* Start Provided records *
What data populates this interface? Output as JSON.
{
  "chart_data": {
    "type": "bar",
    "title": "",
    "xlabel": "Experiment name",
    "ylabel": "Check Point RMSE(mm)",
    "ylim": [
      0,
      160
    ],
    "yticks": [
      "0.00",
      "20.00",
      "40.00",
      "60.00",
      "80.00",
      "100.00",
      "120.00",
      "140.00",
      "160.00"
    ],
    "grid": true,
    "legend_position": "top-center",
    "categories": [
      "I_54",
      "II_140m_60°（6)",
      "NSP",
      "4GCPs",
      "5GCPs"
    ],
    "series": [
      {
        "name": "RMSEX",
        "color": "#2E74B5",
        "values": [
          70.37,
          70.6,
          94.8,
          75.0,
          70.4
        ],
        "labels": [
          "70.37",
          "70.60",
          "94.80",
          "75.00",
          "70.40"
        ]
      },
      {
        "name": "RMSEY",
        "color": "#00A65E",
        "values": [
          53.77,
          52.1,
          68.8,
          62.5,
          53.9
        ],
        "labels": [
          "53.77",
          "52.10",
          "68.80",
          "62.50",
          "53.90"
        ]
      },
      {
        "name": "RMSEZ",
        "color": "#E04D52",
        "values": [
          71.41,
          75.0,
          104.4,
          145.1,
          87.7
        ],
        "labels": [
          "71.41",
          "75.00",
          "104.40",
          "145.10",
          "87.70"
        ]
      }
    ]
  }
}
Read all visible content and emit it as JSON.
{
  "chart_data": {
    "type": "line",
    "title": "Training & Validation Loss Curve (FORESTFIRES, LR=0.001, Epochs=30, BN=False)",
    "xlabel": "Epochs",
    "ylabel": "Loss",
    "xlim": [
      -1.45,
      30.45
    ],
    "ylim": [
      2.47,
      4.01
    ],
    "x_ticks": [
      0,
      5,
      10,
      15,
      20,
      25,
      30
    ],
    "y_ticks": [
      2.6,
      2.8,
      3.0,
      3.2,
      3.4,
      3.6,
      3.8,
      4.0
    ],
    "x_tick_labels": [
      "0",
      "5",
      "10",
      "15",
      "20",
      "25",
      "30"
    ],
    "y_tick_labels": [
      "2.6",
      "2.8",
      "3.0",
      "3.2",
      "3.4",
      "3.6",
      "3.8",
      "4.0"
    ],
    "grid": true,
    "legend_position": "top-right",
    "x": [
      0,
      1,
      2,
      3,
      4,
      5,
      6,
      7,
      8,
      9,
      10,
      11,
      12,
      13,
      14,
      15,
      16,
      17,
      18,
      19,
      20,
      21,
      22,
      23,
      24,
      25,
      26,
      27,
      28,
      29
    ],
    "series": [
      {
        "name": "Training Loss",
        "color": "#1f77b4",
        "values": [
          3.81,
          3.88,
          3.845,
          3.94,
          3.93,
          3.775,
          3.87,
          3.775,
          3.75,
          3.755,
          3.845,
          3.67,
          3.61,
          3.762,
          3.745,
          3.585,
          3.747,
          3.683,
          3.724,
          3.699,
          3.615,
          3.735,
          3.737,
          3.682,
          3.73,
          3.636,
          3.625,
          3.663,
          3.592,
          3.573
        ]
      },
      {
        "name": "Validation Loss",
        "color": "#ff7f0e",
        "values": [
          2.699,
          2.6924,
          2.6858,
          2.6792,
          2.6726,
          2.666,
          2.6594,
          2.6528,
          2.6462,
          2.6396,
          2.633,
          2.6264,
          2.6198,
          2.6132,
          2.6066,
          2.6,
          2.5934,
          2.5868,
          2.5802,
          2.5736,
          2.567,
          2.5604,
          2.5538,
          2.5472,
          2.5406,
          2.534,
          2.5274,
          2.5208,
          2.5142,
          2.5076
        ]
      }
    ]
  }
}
* End Provided records *
Repeat every record, keeping each word and mark exactly as it is.

_Reply to the exercise_
What data populates this interface? Output as JSON.
{
  "chart_data": {
    "type": "bar",
    "title": "",
    "xlabel": "Experiment name",
    "ylabel": "Check Point RMSE(mm)",
    "ylim": [
      0,
      160
    ],
    "yticks": [
      "0.00",
      "20.00",
      "40.00",
      "60.00",
      "80.00",
      "100.00",
      "120.00",
      "140.00",
      "160.00"
    ],
    "grid": true,
    "legend_position": "top-center",
    "categories": [
      "I_54",
      "II_140m_60°（6)",
      "NSP",
      "4GCPs",
      "5GCPs"
    ],
    "series": [
      {
        "name": "RMSEX",
        "color": "#2E74B5",
        "values": [
          70.37,
          70.6,
          94.8,
          75.0,
          70.4
        ],
        "labels": [
          "70.37",
          "70.60",
          "94.80",
          "75.00",
          "70.40"
        ]
      },
      {
        "name": "RMSEY",
        "color": "#00A65E",
        "values": [
          53.77,
          52.1,
          68.8,
          62.5,
          53.9
        ],
        "labels": [
          "53.77",
          "52.10",
          "68.80",
          "62.50",
          "53.90"
        ]
      },
      {
        "name": "RMSEZ",
        "color": "#E04D52",
        "values": [
          71.41,
          75.0,
          104.4,
          145.1,
          87.7
        ],
        "labels": [
          "71.41",
          "75.00",
          "104.40",
          "145.10",
          "87.70"
        ]
      }
    ]
  }
}
Read all visible content and emit it as JSON.
{
  "chart_data": {
    "type": "line",
    "title": "Training & Validation Loss Curve (FORESTFIRES, LR=0.001, Epochs=30, BN=False)",
    "xlabel": "Epochs",
    "ylabel": "Loss",
    "xlim": [
      -1.45,
      30.45
    ],
    "ylim": [
      2.47,
      4.01
    ],
    "x_ticks": [
      0,
      5,
      10,
      15,
      20,
      25,
      30
    ],
    "y_ticks": [
      2.6,
      2.8,
      3.0,
      3.2,
      3.4,
      3.6,
      3.8,
      4.0
    ],
    "x_tick_labels": [
      "0",
      "5",
      "10",
      "15",
      "20",
      "25",
      "30"
    ],
    "y_tick_labels": [
      "2.6",
      "2.8",
      "3.0",
      "3.2",
      "3.4",
      "3.6",
      "3.8",
      "4.0"
    ],
    "grid": true,
    "legend_position": "top-right",
    "x": [
      0,
      1,
      2,
      3,
      4,
      5,
      6,
      7,
      8,
      9,
      10,
      11,
      12,
      13,
      14,
      15,
      16,
      17,
      18,
      19,
      20,
      21,
      22,
      23,
      24,
      25,
      26,
      27,
      28,
      29
    ],
    "series": [
      {
        "name": "Training Loss",
        "color": "#1f77b4",
        "values": [
          3.81,
          3.88,
          3.845,
          3.94,
          3.93,
          3.775,
          3.87,
          3.775,
          3.75,
          3.755,
          3.845,
          3.67,
          3.61,
          3.762,
          3.745,
          3.585,
          3.747,
          3.683,
          3.724,
          3.699,
          3.615,
          3.735,
          3.737,
          3.682,
          3.73,
          3.636,
          3.625,
          3.663,
          3.592,
          3.573
        ]
      },
      {
        "name": "Validation Loss",
        "color": "#ff7f0e",
        "values": [
          2.699,
          2.6924,
          2.6858,
          2.6792,
          2.6726,
          2.666,
          2.6594,
          2.6528,
          2.6462,
          2.6396,
          2.633,
          2.6264,
          2.6198,
          2.6132,
          2.6066,
          2.6,
          2.5934,
          2.5868,
          2.5802,
          2.5736,
          2.567,
          2.5604,
          2.5538,
          2.5472,
          2.5406,
          2.534,
          2.5274,
          2.5208,
          2.5142,
          2.5076
        ]
      }
    ]
  }
}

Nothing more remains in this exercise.